== WHAT TO PRODUCE ==
Read the entries below and pull out each line with the string "points".

[Dataset items]
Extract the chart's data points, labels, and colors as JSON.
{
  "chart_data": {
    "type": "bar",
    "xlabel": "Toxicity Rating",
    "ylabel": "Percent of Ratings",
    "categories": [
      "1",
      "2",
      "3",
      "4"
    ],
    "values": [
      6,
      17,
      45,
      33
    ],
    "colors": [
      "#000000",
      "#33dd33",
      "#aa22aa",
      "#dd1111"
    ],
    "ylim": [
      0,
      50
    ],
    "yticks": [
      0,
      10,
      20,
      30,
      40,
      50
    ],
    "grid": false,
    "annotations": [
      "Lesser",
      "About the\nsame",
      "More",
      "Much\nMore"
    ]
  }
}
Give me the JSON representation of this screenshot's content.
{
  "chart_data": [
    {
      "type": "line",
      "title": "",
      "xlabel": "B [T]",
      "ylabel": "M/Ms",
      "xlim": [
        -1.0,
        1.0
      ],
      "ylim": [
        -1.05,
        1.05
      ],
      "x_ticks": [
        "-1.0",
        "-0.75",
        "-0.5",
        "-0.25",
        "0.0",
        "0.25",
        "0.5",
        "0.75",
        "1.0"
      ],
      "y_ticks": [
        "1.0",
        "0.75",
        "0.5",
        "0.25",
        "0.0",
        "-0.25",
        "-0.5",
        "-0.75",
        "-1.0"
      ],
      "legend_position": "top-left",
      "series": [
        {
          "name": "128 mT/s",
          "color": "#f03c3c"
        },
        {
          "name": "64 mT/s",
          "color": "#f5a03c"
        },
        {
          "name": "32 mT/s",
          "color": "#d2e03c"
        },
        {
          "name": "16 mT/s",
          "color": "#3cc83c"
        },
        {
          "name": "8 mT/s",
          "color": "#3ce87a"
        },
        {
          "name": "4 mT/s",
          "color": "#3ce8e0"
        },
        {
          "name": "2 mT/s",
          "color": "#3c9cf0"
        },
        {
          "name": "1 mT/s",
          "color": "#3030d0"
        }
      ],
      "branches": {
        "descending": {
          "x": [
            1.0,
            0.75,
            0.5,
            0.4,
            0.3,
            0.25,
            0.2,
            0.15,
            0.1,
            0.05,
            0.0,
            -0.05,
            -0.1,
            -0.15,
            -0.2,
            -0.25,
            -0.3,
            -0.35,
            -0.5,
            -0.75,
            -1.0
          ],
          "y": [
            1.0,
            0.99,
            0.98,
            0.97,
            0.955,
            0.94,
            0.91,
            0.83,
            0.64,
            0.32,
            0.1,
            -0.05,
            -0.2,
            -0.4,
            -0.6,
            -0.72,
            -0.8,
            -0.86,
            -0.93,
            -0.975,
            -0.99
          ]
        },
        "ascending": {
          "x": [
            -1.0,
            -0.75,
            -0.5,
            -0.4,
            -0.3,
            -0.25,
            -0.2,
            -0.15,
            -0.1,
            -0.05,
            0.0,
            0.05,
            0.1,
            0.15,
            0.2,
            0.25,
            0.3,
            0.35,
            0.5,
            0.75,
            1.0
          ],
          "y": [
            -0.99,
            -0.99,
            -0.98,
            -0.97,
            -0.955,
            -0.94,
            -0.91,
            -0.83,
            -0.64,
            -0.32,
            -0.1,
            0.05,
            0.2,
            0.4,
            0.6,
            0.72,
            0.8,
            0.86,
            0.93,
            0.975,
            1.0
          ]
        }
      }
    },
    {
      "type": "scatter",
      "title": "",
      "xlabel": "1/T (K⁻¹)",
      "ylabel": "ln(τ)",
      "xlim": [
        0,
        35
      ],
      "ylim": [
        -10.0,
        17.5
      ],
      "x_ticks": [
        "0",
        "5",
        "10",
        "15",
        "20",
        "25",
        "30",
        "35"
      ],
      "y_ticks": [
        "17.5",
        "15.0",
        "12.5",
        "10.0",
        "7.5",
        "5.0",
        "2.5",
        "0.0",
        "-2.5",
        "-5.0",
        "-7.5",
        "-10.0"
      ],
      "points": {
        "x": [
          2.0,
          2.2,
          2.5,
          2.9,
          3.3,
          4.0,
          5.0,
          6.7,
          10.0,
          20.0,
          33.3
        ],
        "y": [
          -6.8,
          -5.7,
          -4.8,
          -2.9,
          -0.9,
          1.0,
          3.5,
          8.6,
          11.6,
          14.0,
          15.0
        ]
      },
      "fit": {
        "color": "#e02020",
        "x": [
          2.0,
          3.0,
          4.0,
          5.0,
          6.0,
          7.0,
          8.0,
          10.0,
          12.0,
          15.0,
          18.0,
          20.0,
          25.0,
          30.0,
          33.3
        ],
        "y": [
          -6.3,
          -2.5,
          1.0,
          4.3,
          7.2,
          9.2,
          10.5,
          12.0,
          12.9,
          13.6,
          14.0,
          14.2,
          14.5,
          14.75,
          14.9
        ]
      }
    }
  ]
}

== FULL RESPONSE ==
Extract the chart's data points, labels, and colors as JSON.
      "points": {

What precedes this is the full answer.